:: WHAT IS NEEDED ::
Single out the lines of the material that contain "font" and copy them.

— START —

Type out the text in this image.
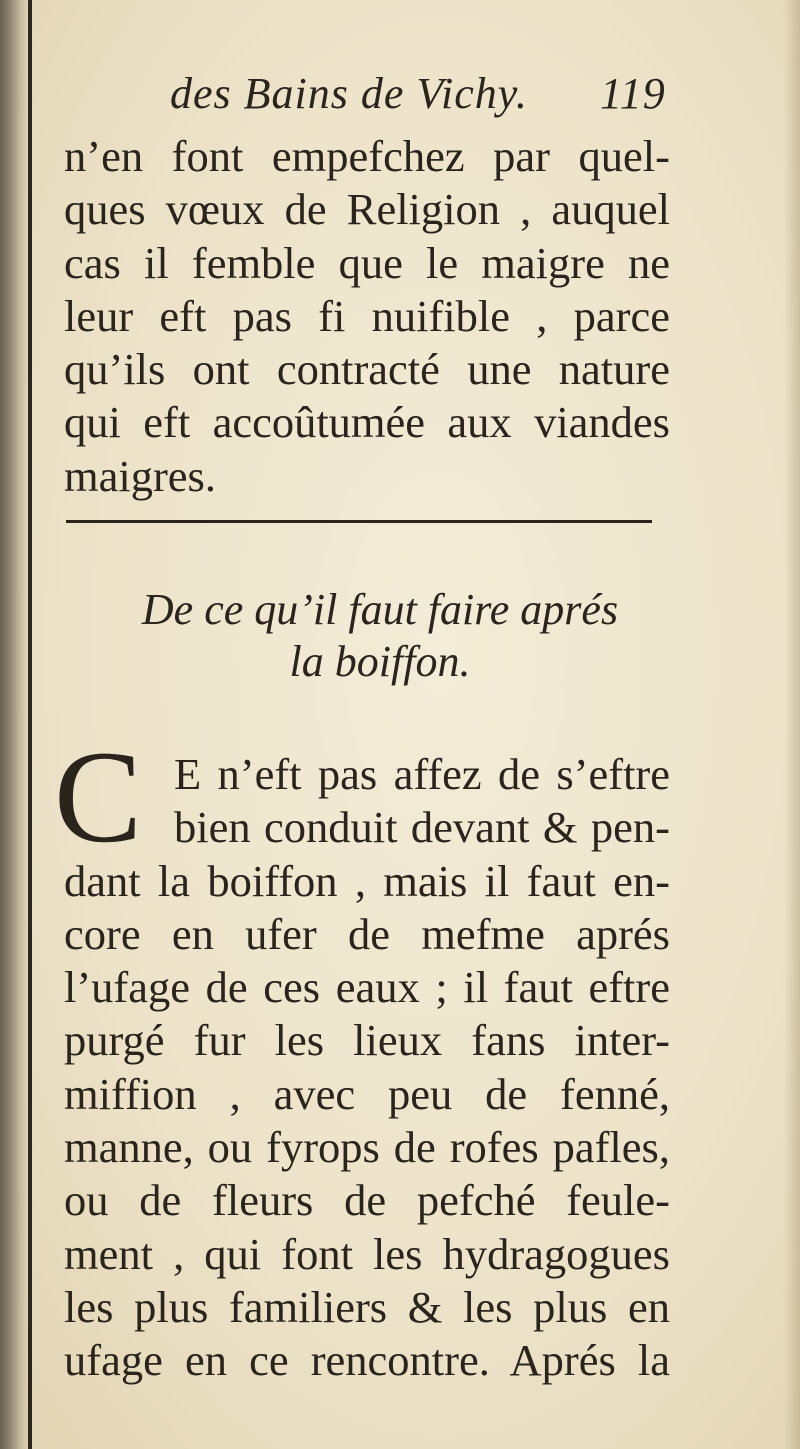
des Bains de Vichy. 119
n’en font empefchez par quel-
ques vœux de Religion , auquel
cas il femble que le maigre ne
leur eft pas fi nuifible , parce
qu’ils ont contracté une nature
qui eft accoûtumée aux viandes
maigres.
De ce qu’il faut faire aprés
la boiffon.
C E n’eft pas affez de s’eftre
bien conduit devant & pen-
dant la boiffon , mais il faut en-
core en ufer de mefme aprés
l’ufage de ces eaux ; il faut eftre
purgé fur les lieux fans inter-
miffion , avec peu de fenné,
manne, ou fyrops de rofes pafles,
ou de fleurs de pefché feule-
ment , qui font les hydragogues
les plus familiers & les plus en
ufage en ce rencontre. Aprés la
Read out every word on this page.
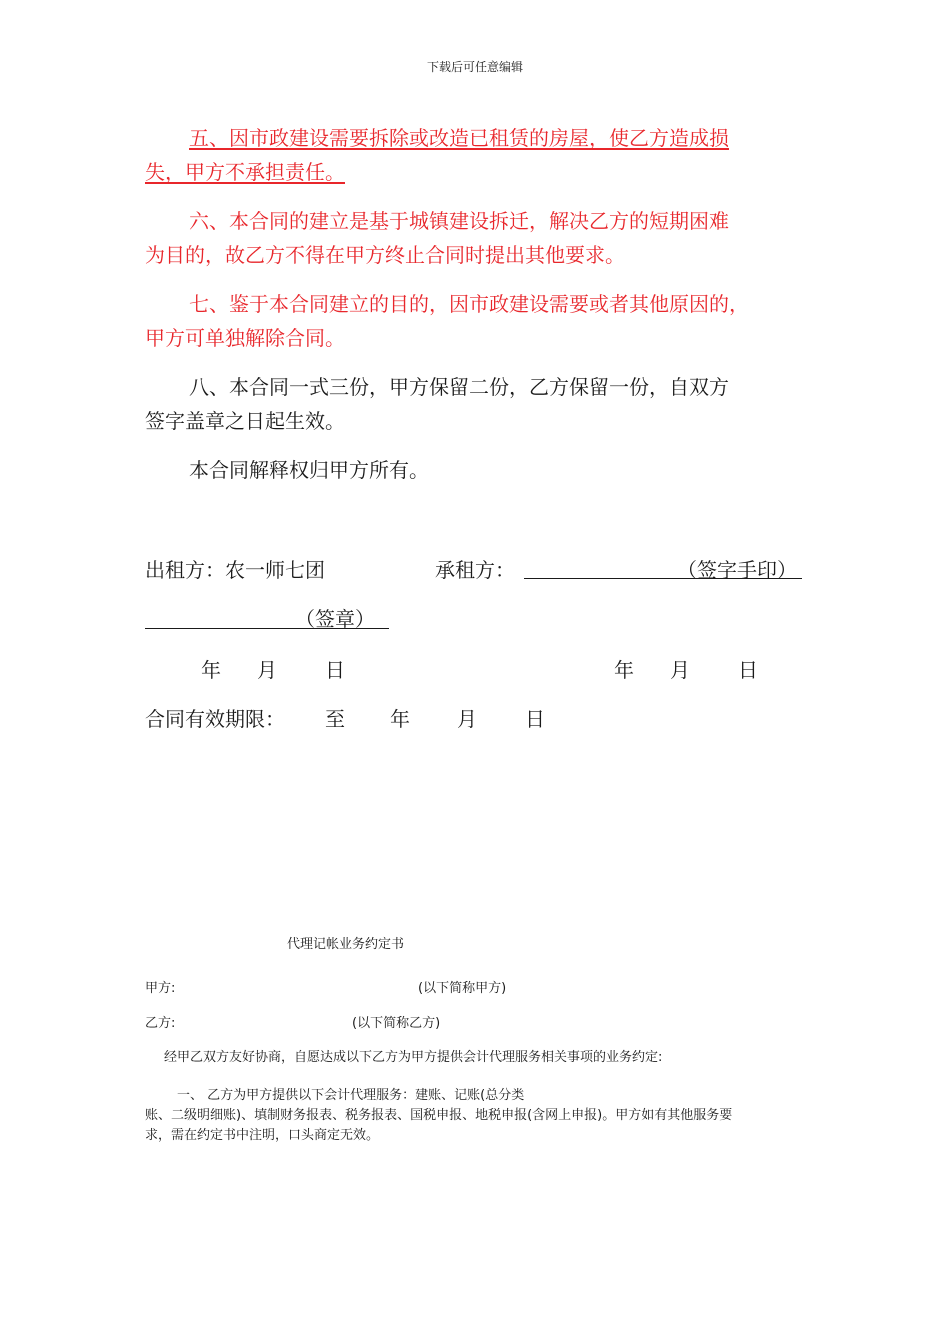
下载后可任意编辑
五、因市政建设需要拆除或改造已租赁的房屋，使乙方造成损
失，甲方不承担责任。
六、本合同的建立是基于城镇建设拆迁，解决乙方的短期困难
为目的，故乙方不得在甲方终止合同时提出其他要求。
七、鉴于本合同建立的目的，因市政建设需要或者其他原因的，
甲方可单独解除合同。
八、本合同一式三份，甲方保留二份，乙方保留一份，自双方
签字盖章之日起生效。
本合同解释权归甲方所有。
出租方：农一师七团	承租方：	（签字手印）
（签章）
年 月 日	年 月 日
合同有效期限： 至 年 月 日
代理记帐业务约定书
甲方:	(以下简称甲方)
乙方:	(以下简称乙方)
经甲乙双方友好协商，自愿达成以下乙方为甲方提供会计代理服务相关事项的业务约定:
一、 乙方为甲方提供以下会计代理服务：建账、记账(总分类
账、二级明细账)、填制财务报表、税务报表、国税申报、地税申报(含网上申报)。甲方如有其他服务要
求，需在约定书中注明，口头商定无效。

— END —

:: COMPLETE ANSWER ::
n’en font empefchez par quel-
ment , qui font les hydragogues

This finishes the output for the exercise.